== Directive ==
All of the data below must be repeated exactly.

== Provided data ==
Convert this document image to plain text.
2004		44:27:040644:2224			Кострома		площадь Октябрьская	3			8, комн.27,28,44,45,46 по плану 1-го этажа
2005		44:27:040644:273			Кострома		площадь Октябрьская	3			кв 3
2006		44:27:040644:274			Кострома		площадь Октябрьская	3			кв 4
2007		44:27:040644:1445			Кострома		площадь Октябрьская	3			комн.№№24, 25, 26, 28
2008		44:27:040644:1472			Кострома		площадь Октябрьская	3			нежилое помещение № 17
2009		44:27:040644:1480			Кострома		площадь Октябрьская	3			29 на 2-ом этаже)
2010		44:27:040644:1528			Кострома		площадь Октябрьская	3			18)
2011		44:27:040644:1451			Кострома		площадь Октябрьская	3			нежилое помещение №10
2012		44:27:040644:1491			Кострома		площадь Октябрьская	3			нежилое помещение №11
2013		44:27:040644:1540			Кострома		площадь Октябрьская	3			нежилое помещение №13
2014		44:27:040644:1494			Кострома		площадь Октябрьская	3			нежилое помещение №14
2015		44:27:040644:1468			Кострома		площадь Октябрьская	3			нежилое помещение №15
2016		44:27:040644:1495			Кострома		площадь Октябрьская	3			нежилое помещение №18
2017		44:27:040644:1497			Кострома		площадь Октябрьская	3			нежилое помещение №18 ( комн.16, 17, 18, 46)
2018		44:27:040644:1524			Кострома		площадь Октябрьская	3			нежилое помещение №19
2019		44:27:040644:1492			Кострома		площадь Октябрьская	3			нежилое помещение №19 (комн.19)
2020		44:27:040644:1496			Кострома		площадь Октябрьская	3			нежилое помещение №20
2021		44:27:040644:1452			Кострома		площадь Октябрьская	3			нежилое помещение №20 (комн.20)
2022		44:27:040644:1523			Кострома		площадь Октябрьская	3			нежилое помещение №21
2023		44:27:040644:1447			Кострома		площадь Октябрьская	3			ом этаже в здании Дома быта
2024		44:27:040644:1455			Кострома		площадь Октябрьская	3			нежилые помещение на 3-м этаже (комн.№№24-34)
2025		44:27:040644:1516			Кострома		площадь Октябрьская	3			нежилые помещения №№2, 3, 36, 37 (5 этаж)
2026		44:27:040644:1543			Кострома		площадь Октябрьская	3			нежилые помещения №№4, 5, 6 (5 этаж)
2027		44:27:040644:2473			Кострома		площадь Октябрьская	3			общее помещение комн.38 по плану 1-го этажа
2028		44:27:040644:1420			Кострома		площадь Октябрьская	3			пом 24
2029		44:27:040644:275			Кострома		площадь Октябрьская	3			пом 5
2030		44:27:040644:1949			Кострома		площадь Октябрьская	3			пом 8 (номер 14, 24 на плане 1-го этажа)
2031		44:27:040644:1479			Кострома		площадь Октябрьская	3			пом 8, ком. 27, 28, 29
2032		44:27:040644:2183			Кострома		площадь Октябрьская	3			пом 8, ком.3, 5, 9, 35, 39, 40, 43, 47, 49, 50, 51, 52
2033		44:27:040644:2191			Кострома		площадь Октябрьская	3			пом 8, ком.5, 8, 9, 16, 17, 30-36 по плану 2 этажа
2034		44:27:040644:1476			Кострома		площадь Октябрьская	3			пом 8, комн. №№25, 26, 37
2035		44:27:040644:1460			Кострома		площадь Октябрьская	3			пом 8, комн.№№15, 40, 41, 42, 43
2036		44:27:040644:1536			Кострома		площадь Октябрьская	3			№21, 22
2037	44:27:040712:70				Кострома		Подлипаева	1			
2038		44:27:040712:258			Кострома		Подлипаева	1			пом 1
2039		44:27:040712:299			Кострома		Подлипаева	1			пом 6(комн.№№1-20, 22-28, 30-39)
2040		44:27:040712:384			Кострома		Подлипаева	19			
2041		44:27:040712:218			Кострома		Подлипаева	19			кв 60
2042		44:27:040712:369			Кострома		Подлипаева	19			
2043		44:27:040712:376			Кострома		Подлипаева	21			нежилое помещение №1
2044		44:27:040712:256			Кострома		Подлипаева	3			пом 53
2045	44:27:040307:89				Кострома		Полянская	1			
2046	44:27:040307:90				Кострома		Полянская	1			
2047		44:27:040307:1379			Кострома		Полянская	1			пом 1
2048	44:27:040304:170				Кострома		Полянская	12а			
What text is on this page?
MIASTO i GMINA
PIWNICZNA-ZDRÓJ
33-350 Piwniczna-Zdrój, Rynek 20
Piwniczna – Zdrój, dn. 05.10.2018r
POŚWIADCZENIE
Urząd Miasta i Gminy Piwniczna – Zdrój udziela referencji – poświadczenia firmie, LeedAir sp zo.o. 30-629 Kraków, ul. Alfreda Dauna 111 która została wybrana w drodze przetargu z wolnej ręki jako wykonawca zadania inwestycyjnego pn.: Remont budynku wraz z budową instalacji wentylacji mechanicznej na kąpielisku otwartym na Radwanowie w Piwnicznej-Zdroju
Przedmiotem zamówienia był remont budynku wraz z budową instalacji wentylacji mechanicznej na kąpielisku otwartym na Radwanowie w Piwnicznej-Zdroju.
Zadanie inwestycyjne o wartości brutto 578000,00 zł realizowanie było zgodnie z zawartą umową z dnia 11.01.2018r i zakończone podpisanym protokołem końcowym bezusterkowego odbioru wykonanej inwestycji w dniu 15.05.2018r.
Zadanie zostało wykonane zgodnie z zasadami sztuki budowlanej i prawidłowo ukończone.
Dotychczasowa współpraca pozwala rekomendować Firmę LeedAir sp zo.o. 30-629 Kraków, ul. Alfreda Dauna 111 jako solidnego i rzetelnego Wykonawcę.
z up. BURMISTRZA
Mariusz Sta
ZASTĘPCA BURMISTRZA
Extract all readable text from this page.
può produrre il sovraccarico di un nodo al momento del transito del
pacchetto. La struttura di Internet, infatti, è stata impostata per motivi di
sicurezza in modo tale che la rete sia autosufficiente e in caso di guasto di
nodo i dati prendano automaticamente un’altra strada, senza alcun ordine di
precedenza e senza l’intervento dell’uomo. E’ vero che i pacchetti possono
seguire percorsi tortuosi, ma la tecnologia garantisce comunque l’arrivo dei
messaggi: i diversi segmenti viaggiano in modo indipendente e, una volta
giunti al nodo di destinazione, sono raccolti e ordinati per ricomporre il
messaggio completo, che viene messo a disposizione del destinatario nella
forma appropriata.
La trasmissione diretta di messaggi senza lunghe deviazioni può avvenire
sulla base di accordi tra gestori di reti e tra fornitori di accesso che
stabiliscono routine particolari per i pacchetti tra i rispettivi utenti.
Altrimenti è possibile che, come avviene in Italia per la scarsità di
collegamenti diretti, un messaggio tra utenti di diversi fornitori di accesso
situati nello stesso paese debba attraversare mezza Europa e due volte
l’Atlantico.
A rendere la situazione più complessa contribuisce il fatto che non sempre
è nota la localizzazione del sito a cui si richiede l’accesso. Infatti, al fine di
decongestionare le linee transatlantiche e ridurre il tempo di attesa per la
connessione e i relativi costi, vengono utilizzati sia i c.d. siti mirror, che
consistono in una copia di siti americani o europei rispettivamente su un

== Task answer ==
Convert this document image to plain text.
2004		44:27:040644:2224			Кострома		площадь Октябрьская	3			8, комн.27,28,44,45,46 по плану 1-го этажа
2005		44:27:040644:273			Кострома		площадь Октябрьская	3			кв 3
2006		44:27:040644:274			Кострома		площадь Октябрьская	3			кв 4
2007		44:27:040644:1445			Кострома		площадь Октябрьская	3			комн.№№24, 25, 26, 28
2008		44:27:040644:1472			Кострома		площадь Октябрьская	3			нежилое помещение № 17
2009		44:27:040644:1480			Кострома		площадь Октябрьская	3			29 на 2-ом этаже)
2010		44:27:040644:1528			Кострома		площадь Октябрьская	3			18)
2011		44:27:040644:1451			Кострома		площадь Октябрьская	3			нежилое помещение №10
2012		44:27:040644:1491			Кострома		площадь Октябрьская	3			нежилое помещение №11
2013		44:27:040644:1540			Кострома		площадь Октябрьская	3			нежилое помещение №13
2014		44:27:040644:1494			Кострома		площадь Октябрьская	3			нежилое помещение №14
2015		44:27:040644:1468			Кострома		площадь Октябрьская	3			нежилое помещение №15
2016		44:27:040644:1495			Кострома		площадь Октябрьская	3			нежилое помещение №18
2017		44:27:040644:1497			Кострома		площадь Октябрьская	3			нежилое помещение №18 ( комн.16, 17, 18, 46)
2018		44:27:040644:1524			Кострома		площадь Октябрьская	3			нежилое помещение №19
2019		44:27:040644:1492			Кострома		площадь Октябрьская	3			нежилое помещение №19 (комн.19)
2020		44:27:040644:1496			Кострома		площадь Октябрьская	3			нежилое помещение №20
2021		44:27:040644:1452			Кострома		площадь Октябрьская	3			нежилое помещение №20 (комн.20)
2022		44:27:040644:1523			Кострома		площадь Октябрьская	3			нежилое помещение №21
2023		44:27:040644:1447			Кострома		площадь Октябрьская	3			ом этаже в здании Дома быта
2024		44:27:040644:1455			Кострома		площадь Октябрьская	3			нежилые помещение на 3-м этаже (комн.№№24-34)
2025		44:27:040644:1516			Кострома		площадь Октябрьская	3			нежилые помещения №№2, 3, 36, 37 (5 этаж)
2026		44:27:040644:1543			Кострома		площадь Октябрьская	3			нежилые помещения №№4, 5, 6 (5 этаж)
2027		44:27:040644:2473			Кострома		площадь Октябрьская	3			общее помещение комн.38 по плану 1-го этажа
2028		44:27:040644:1420			Кострома		площадь Октябрьская	3			пом 24
2029		44:27:040644:275			Кострома		площадь Октябрьская	3			пом 5
2030		44:27:040644:1949			Кострома		площадь Октябрьская	3			пом 8 (номер 14, 24 на плане 1-го этажа)
2031		44:27:040644:1479			Кострома		площадь Октябрьская	3			пом 8, ком. 27, 28, 29
2032		44:27:040644:2183			Кострома		площадь Октябрьская	3			пом 8, ком.3, 5, 9, 35, 39, 40, 43, 47, 49, 50, 51, 52
2033		44:27:040644:2191			Кострома		площадь Октябрьская	3			пом 8, ком.5, 8, 9, 16, 17, 30-36 по плану 2 этажа
2034		44:27:040644:1476			Кострома		площадь Октябрьская	3			пом 8, комн. №№25, 26, 37
2035		44:27:040644:1460			Кострома		площадь Октябрьская	3			пом 8, комн.№№15, 40, 41, 42, 43
2036		44:27:040644:1536			Кострома		площадь Октябрьская	3			№21, 22
2037	44:27:040712:70				Кострома		Подлипаева	1			
2038		44:27:040712:258			Кострома		Подлипаева	1			пом 1
2039		44:27:040712:299			Кострома		Подлипаева	1			пом 6(комн.№№1-20, 22-28, 30-39)
2040		44:27:040712:384			Кострома		Подлипаева	19			
2041		44:27:040712:218			Кострома		Подлипаева	19			кв 60
2042		44:27:040712:369			Кострома		Подлипаева	19			
2043		44:27:040712:376			Кострома		Подлипаева	21			нежилое помещение №1
2044		44:27:040712:256			Кострома		Подлипаева	3			пом 53
2045	44:27:040307:89				Кострома		Полянская	1			
2046	44:27:040307:90				Кострома		Полянская	1			
2047		44:27:040307:1379			Кострома		Полянская	1			пом 1
2048	44:27:040304:170				Кострома		Полянская	12а			
What text is on this page?
MIASTO i GMINA
PIWNICZNA-ZDRÓJ
33-350 Piwniczna-Zdrój, Rynek 20
Piwniczna – Zdrój, dn. 05.10.2018r
POŚWIADCZENIE
Urząd Miasta i Gminy Piwniczna – Zdrój udziela referencji – poświadczenia firmie, LeedAir sp zo.o. 30-629 Kraków, ul. Alfreda Dauna 111 która została wybrana w drodze przetargu z wolnej ręki jako wykonawca zadania inwestycyjnego pn.: Remont budynku wraz z budową instalacji wentylacji mechanicznej na kąpielisku otwartym na Radwanowie w Piwnicznej-Zdroju
Przedmiotem zamówienia był remont budynku wraz z budową instalacji wentylacji mechanicznej na kąpielisku otwartym na Radwanowie w Piwnicznej-Zdroju.
Zadanie inwestycyjne o wartości brutto 578000,00 zł realizowanie było zgodnie z zawartą umową z dnia 11.01.2018r i zakończone podpisanym protokołem końcowym bezusterkowego odbioru wykonanej inwestycji w dniu 15.05.2018r.
Zadanie zostało wykonane zgodnie z zasadami sztuki budowlanej i prawidłowo ukończone.
Dotychczasowa współpraca pozwala rekomendować Firmę LeedAir sp zo.o. 30-629 Kraków, ul. Alfreda Dauna 111 jako solidnego i rzetelnego Wykonawcę.
z up. BURMISTRZA
Mariusz Sta
ZASTĘPCA BURMISTRZA
Extract all readable text from this page.
può produrre il sovraccarico di un nodo al momento del transito del
pacchetto. La struttura di Internet, infatti, è stata impostata per motivi di
sicurezza in modo tale che la rete sia autosufficiente e in caso di guasto di
nodo i dati prendano automaticamente un’altra strada, senza alcun ordine di
precedenza e senza l’intervento dell’uomo. E’ vero che i pacchetti possono
seguire percorsi tortuosi, ma la tecnologia garantisce comunque l’arrivo dei
messaggi: i diversi segmenti viaggiano in modo indipendente e, una volta
giunti al nodo di destinazione, sono raccolti e ordinati per ricomporre il
messaggio completo, che viene messo a disposizione del destinatario nella
forma appropriata.
La trasmissione diretta di messaggi senza lunghe deviazioni può avvenire
sulla base di accordi tra gestori di reti e tra fornitori di accesso che
stabiliscono routine particolari per i pacchetti tra i rispettivi utenti.
Altrimenti è possibile che, come avviene in Italia per la scarsità di
collegamenti diretti, un messaggio tra utenti di diversi fornitori di accesso
situati nello stesso paese debba attraversare mezza Europa e due volte
l’Atlantico.
A rendere la situazione più complessa contribuisce il fatto che non sempre
è nota la localizzazione del sito a cui si richiede l’accesso. Infatti, al fine di
decongestionare le linee transatlantiche e ridurre il tempo di attesa per la
connessione e i relativi costi, vengono utilizzati sia i c.d. siti mirror, che
consistono in una copia di siti americani o europei rispettivamente su un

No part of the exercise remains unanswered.